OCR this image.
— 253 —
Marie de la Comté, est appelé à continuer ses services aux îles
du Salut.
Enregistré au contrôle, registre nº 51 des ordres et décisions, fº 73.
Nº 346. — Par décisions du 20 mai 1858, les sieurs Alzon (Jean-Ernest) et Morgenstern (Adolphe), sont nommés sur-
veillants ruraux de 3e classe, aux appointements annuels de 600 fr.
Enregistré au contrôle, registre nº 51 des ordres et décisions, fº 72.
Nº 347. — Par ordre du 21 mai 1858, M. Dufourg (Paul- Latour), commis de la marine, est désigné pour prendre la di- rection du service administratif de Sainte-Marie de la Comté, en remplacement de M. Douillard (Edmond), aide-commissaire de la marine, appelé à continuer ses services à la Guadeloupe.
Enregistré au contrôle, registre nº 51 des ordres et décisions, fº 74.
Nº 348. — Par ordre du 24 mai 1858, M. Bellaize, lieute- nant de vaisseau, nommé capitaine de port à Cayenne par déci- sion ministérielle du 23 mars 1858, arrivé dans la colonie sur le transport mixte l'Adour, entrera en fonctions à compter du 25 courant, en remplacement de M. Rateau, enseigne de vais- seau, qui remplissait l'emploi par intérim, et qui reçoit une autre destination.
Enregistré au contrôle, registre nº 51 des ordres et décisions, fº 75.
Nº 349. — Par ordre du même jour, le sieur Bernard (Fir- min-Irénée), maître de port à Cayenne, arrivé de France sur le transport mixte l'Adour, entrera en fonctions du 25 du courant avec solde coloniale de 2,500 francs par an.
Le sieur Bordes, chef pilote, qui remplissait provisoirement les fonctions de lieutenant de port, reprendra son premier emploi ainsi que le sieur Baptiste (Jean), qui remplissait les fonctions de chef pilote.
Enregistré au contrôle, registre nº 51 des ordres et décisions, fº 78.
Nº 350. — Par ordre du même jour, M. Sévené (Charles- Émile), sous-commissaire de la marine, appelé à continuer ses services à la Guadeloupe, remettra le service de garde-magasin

---*---

*Job*: Type out the entries again, word for word.

*Solution below*:
OCR this image.
— 253 —
Marie de la Comté, est appelé à continuer ses services aux îles
du Salut.
Enregistré au contrôle, registre nº 51 des ordres et décisions, fº 73.
Nº 346. — Par décisions du 20 mai 1858, les sieurs Alzon (Jean-Ernest) et Morgenstern (Adolphe), sont nommés sur-
veillants ruraux de 3e classe, aux appointements annuels de 600 fr.
Enregistré au contrôle, registre nº 51 des ordres et décisions, fº 72.
Nº 347. — Par ordre du 21 mai 1858, M. Dufourg (Paul- Latour), commis de la marine, est désigné pour prendre la di- rection du service administratif de Sainte-Marie de la Comté, en remplacement de M. Douillard (Edmond), aide-commissaire de la marine, appelé à continuer ses services à la Guadeloupe.
Enregistré au contrôle, registre nº 51 des ordres et décisions, fº 74.
Nº 348. — Par ordre du 24 mai 1858, M. Bellaize, lieute- nant de vaisseau, nommé capitaine de port à Cayenne par déci- sion ministérielle du 23 mars 1858, arrivé dans la colonie sur le transport mixte l'Adour, entrera en fonctions à compter du 25 courant, en remplacement de M. Rateau, enseigne de vais- seau, qui remplissait l'emploi par intérim, et qui reçoit une autre destination.
Enregistré au contrôle, registre nº 51 des ordres et décisions, fº 75.
Nº 349. — Par ordre du même jour, le sieur Bernard (Fir- min-Irénée), maître de port à Cayenne, arrivé de France sur le transport mixte l'Adour, entrera en fonctions du 25 du courant avec solde coloniale de 2,500 francs par an.
Le sieur Bordes, chef pilote, qui remplissait provisoirement les fonctions de lieutenant de port, reprendra son premier emploi ainsi que le sieur Baptiste (Jean), qui remplissait les fonctions de chef pilote.
Enregistré au contrôle, registre nº 51 des ordres et décisions, fº 78.
Nº 350. — Par ordre du même jour, M. Sévené (Charles- Émile), sous-commissaire de la marine, appelé à continuer ses services à la Guadeloupe, remettra le service de garde-magasin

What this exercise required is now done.